## What you have to do:
Look for the string "instrument" in the lines and copy each line that has it.

──────────

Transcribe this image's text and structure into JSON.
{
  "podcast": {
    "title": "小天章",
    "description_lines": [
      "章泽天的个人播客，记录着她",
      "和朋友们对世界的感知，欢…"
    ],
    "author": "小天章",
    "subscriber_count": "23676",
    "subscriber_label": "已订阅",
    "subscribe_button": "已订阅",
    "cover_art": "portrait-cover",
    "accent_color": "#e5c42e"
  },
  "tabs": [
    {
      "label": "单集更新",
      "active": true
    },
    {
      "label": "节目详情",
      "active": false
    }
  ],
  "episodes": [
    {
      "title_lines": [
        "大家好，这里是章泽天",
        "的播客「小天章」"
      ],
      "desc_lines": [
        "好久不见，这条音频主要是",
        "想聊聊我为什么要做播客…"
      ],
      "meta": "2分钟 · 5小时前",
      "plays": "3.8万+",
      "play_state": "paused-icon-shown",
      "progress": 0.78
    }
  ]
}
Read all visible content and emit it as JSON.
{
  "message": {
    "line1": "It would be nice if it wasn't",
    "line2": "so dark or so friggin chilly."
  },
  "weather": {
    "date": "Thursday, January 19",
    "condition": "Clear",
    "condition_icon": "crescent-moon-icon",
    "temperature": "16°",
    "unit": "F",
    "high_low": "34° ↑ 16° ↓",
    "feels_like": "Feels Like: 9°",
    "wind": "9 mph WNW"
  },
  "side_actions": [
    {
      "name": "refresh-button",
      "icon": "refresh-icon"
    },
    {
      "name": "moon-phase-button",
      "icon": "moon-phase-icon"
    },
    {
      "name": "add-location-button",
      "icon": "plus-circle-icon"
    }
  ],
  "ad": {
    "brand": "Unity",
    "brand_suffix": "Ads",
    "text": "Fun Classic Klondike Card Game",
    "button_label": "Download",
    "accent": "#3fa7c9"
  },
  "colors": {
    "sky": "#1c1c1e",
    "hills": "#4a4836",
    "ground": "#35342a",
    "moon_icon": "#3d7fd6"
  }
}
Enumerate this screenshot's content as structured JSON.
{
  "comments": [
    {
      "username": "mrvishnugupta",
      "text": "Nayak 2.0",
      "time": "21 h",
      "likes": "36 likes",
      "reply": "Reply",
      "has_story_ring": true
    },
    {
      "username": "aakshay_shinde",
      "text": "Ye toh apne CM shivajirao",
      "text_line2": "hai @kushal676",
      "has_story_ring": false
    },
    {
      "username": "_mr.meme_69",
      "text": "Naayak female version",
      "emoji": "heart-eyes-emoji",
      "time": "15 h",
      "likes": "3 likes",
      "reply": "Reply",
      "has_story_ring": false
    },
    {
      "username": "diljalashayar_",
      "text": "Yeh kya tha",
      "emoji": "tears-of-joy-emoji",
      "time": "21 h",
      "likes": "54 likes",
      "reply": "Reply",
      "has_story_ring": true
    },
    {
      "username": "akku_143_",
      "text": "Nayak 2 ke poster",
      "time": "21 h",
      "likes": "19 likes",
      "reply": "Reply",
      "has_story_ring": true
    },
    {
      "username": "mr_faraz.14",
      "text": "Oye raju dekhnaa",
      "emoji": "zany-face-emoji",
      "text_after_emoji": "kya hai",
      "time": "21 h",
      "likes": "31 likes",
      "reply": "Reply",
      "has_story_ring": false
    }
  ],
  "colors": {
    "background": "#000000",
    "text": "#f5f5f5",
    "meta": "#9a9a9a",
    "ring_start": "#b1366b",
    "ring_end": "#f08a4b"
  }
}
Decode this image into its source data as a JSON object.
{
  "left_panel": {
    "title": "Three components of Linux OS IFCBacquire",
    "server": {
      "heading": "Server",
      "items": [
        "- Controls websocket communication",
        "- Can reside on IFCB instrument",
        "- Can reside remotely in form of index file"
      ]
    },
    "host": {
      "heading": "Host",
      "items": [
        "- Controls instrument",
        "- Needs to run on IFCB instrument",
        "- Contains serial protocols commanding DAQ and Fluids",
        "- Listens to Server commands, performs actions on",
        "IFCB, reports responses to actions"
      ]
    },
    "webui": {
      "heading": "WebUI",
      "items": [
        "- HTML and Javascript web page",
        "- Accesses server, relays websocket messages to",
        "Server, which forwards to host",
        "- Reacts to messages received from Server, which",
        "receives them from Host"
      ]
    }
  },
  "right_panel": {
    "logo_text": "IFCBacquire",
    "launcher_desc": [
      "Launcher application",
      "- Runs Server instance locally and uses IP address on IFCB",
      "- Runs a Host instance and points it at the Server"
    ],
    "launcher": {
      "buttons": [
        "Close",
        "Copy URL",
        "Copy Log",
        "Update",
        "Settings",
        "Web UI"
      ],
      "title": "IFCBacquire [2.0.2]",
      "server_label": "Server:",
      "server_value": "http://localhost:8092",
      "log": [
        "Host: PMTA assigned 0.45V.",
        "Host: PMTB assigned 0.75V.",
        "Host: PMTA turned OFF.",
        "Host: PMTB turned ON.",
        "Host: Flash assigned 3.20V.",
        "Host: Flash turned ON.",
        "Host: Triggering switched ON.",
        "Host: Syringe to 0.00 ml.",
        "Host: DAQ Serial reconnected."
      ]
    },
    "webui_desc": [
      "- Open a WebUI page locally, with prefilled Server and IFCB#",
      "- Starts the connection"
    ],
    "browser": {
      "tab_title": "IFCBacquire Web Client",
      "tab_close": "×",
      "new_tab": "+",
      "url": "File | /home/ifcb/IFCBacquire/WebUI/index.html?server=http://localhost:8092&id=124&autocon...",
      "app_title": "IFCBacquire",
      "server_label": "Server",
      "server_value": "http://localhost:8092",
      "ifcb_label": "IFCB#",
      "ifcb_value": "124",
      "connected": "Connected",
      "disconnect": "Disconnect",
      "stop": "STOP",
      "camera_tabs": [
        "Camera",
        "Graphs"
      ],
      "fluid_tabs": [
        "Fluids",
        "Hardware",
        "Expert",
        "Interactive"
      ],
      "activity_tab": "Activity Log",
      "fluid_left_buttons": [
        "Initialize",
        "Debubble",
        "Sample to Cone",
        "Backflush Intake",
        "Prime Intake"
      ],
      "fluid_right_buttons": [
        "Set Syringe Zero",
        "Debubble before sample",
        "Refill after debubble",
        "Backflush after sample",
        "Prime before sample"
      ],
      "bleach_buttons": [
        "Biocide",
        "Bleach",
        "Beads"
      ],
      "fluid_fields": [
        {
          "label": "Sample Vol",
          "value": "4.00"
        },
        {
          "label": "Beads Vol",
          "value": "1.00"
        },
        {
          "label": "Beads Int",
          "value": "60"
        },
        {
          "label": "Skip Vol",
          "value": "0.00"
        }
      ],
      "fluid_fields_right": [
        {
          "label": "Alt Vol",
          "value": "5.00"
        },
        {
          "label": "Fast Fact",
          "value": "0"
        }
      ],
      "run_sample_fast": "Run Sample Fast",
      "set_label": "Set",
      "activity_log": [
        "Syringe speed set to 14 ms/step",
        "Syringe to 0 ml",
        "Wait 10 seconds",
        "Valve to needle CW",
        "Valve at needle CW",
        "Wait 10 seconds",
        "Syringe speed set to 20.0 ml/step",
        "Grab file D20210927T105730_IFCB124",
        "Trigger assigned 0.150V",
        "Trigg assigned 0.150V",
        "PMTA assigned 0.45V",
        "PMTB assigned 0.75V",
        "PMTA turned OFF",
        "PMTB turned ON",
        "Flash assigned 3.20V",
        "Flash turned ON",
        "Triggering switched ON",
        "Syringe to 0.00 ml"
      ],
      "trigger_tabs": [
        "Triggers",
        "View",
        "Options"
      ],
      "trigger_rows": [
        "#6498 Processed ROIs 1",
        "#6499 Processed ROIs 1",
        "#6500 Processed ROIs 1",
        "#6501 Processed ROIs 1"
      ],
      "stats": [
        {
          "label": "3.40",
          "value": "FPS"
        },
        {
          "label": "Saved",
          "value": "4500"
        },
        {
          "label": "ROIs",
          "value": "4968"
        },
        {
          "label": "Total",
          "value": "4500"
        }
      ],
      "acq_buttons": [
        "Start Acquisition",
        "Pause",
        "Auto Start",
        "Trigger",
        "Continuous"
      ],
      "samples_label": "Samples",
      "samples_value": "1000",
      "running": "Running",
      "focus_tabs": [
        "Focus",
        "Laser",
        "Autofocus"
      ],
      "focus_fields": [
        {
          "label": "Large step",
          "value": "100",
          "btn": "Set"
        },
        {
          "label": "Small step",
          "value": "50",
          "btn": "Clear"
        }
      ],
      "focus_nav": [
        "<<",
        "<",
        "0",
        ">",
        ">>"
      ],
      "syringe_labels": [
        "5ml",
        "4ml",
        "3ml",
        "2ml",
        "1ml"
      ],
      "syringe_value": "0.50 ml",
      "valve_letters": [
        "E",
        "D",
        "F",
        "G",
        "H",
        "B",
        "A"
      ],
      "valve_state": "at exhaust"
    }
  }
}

──────────

## Task output:
        "- Can reside on IFCB instrument",
        "- Controls instrument",
        "- Needs to run on IFCB instrument",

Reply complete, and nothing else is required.